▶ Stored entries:
_____
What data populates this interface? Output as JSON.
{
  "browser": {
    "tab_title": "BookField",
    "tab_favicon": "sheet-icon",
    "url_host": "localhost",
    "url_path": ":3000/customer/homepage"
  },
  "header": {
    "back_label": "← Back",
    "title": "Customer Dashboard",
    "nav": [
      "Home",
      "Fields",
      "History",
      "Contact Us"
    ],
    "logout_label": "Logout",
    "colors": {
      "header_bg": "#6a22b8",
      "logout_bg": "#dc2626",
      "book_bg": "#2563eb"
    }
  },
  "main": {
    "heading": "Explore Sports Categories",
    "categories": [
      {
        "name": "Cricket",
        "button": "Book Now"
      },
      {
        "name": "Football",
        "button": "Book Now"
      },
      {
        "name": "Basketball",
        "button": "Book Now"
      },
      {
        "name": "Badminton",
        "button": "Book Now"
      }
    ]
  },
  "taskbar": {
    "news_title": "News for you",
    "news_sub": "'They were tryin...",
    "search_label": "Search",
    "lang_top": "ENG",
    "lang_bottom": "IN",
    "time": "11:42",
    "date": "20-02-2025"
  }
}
_____
▶ DESCRIPTION OF THE TASK: Copy all the lines, exactly.

▶ RESPONSE TO THE EXERCISE:
What data populates this interface? Output as JSON.
{
  "browser": {
    "tab_title": "BookField",
    "tab_favicon": "sheet-icon",
    "url_host": "localhost",
    "url_path": ":3000/customer/homepage"
  },
  "header": {
    "back_label": "← Back",
    "title": "Customer Dashboard",
    "nav": [
      "Home",
      "Fields",
      "History",
      "Contact Us"
    ],
    "logout_label": "Logout",
    "colors": {
      "header_bg": "#6a22b8",
      "logout_bg": "#dc2626",
      "book_bg": "#2563eb"
    }
  },
  "main": {
    "heading": "Explore Sports Categories",
    "categories": [
      {
        "name": "Cricket",
        "button": "Book Now"
      },
      {
        "name": "Football",
        "button": "Book Now"
      },
      {
        "name": "Basketball",
        "button": "Book Now"
      },
      {
        "name": "Badminton",
        "button": "Book Now"
      }
    ]
  },
  "taskbar": {
    "news_title": "News for you",
    "news_sub": "'They were tryin...",
    "search_label": "Search",
    "lang_top": "ENG",
    "lang_bottom": "IN",
    "time": "11:42",
    "date": "20-02-2025"
  }
}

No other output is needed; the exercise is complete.